* begin INPUT *

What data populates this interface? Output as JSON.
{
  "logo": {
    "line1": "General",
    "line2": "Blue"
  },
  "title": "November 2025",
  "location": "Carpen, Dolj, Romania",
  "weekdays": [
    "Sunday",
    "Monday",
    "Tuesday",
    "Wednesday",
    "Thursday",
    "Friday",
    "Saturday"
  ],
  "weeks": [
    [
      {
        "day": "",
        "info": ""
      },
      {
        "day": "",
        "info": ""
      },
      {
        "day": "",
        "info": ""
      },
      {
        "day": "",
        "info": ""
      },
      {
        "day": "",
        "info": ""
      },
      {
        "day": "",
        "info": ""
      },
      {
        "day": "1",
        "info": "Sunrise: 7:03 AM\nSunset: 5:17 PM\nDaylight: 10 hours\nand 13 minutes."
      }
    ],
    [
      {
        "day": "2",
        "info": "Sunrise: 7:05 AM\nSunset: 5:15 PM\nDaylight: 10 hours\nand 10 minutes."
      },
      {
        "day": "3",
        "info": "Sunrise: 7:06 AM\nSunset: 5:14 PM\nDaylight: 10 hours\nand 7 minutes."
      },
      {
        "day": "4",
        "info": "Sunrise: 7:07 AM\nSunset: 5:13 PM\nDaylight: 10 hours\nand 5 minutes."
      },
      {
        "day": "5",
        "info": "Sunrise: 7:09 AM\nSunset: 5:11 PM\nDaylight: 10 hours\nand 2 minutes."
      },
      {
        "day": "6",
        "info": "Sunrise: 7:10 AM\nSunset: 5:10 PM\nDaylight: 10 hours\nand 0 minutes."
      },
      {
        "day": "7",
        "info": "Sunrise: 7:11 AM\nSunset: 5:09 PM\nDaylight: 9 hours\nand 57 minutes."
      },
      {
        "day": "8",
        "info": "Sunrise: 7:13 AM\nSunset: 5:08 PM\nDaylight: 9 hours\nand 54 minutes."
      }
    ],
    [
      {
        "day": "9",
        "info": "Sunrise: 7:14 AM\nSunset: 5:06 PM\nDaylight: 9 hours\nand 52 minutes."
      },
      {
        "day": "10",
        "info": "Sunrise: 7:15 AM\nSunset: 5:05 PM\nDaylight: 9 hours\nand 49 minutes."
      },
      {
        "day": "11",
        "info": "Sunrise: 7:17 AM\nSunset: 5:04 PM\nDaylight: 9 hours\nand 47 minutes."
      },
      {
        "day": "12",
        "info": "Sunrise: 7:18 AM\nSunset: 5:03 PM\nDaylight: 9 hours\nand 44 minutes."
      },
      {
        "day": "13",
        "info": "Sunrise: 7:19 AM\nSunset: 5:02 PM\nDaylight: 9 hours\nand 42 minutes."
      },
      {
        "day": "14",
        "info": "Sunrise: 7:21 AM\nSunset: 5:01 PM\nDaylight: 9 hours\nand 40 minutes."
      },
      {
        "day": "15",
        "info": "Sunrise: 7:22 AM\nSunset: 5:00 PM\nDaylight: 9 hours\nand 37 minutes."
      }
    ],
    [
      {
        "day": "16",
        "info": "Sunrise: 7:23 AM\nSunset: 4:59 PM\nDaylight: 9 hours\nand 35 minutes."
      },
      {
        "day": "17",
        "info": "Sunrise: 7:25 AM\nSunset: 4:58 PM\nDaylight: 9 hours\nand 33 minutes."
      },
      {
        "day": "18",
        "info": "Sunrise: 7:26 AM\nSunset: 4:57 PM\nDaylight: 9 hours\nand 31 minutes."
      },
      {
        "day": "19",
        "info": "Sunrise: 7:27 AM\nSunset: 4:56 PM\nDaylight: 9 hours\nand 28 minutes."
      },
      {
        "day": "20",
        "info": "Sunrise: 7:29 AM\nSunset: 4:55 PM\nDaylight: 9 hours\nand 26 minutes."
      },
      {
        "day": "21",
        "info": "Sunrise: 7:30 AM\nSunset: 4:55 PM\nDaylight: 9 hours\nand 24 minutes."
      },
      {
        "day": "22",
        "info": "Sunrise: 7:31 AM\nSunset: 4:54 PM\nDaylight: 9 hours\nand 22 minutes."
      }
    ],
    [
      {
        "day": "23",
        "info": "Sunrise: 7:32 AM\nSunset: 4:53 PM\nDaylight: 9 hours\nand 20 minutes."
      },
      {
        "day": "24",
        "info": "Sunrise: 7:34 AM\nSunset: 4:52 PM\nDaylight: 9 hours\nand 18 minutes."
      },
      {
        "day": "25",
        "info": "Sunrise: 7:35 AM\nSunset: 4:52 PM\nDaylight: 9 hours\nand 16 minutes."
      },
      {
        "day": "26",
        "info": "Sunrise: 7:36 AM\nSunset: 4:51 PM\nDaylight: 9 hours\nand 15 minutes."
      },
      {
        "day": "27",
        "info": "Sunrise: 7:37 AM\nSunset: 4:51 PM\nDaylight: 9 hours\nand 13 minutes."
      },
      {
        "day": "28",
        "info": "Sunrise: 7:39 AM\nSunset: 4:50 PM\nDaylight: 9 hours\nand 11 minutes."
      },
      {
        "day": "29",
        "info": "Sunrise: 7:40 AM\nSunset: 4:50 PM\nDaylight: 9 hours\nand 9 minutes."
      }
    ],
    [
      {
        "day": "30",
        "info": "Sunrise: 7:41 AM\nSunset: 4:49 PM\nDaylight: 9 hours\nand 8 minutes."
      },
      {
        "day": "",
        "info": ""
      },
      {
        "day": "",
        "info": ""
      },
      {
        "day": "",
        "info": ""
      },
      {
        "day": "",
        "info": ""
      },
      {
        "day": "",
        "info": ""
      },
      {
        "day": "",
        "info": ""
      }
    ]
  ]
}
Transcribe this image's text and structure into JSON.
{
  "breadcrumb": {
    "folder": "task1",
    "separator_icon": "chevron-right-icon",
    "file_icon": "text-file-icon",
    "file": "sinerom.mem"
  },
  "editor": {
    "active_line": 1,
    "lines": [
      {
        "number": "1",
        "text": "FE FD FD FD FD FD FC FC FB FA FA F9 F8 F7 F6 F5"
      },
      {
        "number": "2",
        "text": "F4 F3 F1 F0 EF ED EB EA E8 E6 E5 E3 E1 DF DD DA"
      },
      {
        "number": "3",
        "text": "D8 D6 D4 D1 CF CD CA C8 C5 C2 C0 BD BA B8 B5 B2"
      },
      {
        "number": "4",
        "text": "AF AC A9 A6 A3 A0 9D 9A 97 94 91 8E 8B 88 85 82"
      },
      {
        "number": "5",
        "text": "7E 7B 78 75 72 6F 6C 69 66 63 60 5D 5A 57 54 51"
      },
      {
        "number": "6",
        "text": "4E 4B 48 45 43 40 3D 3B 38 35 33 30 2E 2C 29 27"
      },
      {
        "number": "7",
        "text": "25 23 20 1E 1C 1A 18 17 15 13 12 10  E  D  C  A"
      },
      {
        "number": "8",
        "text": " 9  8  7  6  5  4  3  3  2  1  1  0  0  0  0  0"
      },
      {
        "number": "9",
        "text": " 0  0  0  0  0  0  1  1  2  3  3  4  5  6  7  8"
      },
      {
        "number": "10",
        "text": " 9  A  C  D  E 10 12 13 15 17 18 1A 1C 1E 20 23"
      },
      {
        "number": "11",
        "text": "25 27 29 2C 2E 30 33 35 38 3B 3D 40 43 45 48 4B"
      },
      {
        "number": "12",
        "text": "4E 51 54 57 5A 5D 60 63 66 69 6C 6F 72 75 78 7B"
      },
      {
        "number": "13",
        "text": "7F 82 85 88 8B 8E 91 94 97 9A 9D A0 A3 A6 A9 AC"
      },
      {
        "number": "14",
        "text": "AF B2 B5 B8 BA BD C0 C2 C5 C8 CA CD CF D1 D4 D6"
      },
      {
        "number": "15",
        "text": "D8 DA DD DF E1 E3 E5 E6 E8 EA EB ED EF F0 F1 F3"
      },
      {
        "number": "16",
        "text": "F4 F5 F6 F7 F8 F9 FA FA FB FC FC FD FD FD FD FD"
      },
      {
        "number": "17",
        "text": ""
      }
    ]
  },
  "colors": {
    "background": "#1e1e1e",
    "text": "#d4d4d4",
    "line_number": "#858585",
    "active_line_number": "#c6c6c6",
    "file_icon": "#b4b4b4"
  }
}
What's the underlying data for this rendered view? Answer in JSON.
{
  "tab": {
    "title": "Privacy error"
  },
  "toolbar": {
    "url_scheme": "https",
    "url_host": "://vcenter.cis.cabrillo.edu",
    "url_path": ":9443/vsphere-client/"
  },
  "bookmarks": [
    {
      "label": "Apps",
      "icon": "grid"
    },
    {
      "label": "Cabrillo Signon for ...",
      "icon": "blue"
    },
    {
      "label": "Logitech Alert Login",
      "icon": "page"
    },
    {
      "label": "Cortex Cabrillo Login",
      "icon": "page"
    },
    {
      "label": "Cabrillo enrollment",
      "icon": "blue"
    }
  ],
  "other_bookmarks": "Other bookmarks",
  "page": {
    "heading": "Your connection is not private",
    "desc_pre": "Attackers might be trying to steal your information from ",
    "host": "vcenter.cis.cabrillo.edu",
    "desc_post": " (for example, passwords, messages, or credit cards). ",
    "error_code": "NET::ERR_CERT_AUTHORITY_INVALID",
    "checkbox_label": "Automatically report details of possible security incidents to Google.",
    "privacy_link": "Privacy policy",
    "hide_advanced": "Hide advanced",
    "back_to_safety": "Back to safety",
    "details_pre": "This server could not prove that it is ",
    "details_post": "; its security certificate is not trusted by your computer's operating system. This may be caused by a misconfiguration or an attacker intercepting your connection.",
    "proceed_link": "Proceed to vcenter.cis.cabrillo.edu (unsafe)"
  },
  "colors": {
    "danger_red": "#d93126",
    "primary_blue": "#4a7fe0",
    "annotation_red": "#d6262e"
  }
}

* end INPUT *

== OBJECTIVE ==
Show every line that contains the word "data".

== RESPONSE TO THIS EXERCISE ==
What data populates this interface? Output as JSON.
What's the underlying data for this rendered view? Answer in JSON.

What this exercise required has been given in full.